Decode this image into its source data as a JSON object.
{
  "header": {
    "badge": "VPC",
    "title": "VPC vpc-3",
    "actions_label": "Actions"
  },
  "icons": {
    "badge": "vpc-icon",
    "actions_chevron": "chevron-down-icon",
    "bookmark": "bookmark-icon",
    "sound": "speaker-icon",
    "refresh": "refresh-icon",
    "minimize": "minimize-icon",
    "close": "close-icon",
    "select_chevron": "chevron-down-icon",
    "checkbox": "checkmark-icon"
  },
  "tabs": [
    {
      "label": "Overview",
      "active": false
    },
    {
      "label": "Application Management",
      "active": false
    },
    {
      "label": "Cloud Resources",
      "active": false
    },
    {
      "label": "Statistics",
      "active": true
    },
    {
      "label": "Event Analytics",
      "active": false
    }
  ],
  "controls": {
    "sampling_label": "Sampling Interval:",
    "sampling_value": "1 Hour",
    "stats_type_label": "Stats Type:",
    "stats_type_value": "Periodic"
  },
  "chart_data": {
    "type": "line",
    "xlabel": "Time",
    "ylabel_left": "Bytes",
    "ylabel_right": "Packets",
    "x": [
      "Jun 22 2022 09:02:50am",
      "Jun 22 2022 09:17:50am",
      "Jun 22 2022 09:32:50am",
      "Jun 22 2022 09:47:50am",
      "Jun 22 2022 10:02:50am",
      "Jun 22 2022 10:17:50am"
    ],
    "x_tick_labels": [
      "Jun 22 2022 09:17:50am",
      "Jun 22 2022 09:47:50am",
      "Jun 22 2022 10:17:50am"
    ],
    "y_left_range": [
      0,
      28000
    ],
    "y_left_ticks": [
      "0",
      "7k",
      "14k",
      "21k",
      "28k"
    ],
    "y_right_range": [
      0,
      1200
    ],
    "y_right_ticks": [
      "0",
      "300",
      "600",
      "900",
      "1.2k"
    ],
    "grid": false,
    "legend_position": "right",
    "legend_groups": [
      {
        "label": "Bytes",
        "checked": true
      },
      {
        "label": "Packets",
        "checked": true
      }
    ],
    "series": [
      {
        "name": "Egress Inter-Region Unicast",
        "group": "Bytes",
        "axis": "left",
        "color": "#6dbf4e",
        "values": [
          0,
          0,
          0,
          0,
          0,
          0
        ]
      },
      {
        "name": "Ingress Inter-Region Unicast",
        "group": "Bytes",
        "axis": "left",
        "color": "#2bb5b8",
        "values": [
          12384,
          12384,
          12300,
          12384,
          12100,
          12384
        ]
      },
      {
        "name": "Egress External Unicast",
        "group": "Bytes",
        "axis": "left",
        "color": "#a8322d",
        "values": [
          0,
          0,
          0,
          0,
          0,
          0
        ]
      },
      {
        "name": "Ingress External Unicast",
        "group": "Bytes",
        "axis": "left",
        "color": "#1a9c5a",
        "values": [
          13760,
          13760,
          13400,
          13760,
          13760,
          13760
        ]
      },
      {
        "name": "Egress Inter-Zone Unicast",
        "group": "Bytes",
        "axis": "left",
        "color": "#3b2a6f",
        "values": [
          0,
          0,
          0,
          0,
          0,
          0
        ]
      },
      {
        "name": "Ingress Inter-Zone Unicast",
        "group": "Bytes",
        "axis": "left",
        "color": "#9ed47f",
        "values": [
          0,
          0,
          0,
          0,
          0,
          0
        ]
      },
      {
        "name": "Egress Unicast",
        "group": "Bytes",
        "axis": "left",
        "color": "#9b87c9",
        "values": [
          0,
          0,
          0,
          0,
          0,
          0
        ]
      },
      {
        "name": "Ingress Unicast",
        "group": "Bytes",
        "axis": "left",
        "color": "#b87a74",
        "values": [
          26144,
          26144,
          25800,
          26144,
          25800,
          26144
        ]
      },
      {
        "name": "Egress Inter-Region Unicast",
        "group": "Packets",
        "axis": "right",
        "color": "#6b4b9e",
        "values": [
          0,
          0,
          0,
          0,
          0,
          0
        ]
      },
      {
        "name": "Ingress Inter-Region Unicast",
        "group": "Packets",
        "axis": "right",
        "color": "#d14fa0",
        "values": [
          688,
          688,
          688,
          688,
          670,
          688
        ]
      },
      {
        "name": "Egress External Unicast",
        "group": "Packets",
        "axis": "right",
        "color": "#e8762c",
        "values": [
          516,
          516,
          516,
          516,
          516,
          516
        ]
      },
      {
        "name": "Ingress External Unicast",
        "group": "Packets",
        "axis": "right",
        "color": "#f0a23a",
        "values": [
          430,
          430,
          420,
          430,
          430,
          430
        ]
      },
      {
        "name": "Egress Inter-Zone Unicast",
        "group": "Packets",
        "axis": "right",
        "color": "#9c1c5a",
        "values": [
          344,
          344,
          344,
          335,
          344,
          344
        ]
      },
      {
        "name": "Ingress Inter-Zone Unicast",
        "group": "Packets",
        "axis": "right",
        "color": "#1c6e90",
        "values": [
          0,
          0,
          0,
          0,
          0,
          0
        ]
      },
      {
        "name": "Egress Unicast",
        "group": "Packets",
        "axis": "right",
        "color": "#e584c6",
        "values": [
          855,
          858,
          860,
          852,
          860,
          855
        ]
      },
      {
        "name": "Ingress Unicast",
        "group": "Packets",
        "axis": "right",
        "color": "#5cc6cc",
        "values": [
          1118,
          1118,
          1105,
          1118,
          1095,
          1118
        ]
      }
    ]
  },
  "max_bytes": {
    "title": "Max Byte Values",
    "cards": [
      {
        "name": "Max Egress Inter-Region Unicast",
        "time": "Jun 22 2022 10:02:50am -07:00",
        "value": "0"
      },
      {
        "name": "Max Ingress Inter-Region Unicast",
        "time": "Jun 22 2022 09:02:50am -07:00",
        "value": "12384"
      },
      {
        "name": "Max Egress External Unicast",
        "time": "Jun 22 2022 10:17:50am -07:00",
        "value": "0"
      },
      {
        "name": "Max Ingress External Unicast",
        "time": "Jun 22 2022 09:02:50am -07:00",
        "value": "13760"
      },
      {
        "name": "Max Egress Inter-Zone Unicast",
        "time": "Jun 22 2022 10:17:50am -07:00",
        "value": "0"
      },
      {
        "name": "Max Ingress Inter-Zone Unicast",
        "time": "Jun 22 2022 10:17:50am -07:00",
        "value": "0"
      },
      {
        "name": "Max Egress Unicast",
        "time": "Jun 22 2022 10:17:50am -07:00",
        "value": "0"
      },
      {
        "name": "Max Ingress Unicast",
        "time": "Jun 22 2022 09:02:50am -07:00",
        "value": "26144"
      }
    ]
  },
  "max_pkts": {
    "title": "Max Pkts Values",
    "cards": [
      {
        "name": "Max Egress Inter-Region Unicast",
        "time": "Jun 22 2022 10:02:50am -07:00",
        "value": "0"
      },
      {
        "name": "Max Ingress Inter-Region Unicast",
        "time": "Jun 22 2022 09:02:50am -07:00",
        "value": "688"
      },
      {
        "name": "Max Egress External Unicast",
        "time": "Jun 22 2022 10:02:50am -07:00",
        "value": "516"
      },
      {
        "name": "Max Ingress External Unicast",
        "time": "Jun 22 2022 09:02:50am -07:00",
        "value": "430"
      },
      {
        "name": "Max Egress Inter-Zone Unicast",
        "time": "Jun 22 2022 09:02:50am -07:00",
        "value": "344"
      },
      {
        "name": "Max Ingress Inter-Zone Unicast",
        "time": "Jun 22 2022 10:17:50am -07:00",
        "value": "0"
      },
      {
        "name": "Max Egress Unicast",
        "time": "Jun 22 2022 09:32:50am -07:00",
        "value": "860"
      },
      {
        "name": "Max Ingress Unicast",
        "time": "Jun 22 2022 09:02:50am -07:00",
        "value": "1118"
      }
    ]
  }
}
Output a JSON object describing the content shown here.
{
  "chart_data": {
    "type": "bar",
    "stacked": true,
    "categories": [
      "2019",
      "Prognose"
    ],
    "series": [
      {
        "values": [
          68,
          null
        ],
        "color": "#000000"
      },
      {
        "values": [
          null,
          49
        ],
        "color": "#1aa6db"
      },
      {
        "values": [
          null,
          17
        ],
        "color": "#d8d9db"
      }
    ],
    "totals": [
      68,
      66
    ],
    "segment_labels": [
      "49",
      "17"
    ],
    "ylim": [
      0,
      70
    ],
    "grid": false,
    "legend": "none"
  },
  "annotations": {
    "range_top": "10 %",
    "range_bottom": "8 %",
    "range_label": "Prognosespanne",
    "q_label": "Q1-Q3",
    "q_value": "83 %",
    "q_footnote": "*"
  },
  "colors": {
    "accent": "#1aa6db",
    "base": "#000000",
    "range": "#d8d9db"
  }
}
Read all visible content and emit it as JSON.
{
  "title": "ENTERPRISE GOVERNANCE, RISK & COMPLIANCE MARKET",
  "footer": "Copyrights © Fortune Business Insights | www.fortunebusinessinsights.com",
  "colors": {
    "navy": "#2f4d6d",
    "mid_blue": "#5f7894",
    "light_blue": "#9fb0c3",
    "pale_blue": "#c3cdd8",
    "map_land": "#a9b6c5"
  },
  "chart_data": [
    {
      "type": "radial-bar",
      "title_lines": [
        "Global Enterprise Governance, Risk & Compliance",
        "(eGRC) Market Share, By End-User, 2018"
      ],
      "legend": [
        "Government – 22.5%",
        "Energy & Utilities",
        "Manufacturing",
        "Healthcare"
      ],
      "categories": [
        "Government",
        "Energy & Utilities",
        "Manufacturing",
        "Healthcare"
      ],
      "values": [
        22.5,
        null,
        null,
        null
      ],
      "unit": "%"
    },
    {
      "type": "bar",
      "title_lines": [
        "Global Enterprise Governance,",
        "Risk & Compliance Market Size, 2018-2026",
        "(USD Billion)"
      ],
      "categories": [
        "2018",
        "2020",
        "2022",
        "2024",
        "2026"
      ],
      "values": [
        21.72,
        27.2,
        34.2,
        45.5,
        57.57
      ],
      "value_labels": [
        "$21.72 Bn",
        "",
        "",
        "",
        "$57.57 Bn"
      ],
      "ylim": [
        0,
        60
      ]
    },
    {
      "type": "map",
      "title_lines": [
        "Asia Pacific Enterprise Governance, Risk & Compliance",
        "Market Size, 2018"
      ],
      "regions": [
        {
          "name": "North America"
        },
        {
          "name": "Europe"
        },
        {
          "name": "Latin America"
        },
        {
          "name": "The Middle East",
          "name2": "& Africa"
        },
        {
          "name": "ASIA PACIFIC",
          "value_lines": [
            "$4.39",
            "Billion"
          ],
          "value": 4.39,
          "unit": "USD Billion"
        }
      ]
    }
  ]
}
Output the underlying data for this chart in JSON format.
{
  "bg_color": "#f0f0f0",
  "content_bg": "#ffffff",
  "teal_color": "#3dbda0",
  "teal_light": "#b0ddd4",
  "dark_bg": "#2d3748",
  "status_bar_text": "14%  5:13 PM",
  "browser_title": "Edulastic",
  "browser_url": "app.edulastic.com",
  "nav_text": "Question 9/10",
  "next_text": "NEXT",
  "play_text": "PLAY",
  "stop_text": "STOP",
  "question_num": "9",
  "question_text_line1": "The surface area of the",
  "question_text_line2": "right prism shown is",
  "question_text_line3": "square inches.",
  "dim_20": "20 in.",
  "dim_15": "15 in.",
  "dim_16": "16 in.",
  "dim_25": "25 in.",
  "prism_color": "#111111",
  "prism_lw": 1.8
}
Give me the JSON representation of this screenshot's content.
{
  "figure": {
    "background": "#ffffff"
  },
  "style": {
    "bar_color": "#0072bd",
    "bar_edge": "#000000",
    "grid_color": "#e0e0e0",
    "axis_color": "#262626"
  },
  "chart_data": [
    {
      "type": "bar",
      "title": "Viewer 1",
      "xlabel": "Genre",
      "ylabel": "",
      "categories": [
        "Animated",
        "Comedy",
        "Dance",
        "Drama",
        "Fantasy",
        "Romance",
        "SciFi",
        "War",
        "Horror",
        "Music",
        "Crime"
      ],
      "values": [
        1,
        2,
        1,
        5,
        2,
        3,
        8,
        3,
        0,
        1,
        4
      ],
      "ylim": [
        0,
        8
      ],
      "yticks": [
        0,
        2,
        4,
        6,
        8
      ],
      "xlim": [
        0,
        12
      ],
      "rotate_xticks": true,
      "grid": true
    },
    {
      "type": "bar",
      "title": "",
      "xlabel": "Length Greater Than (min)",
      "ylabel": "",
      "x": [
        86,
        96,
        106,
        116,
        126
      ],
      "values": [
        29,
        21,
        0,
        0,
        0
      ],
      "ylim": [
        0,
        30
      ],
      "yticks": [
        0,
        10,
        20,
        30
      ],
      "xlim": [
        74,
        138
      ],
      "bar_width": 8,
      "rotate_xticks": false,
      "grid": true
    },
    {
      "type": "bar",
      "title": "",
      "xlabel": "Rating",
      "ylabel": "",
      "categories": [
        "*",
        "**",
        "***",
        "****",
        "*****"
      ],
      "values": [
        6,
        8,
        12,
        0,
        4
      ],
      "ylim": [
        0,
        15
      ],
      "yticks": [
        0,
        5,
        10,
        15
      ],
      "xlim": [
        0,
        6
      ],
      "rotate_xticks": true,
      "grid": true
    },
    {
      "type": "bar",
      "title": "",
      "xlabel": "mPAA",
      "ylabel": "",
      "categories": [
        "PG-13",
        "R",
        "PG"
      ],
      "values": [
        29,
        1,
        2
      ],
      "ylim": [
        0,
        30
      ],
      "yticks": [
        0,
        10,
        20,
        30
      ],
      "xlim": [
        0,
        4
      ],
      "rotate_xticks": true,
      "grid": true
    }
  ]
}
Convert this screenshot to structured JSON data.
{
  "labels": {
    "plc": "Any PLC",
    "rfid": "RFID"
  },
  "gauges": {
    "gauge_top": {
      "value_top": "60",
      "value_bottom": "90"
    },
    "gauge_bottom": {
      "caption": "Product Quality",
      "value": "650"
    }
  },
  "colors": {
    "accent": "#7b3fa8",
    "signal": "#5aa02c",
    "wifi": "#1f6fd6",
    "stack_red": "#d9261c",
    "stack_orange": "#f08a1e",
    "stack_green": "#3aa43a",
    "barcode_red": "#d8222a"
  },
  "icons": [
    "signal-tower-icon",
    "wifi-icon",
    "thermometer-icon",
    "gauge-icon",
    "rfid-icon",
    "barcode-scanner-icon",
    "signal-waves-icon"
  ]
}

--- Task to complete ---
Filter the listing above by the word "Size"; copy each line that passes.

--- Written reply ---
        "Risk & Compliance Market Size, 2018-2026",
        "Market Size, 2018"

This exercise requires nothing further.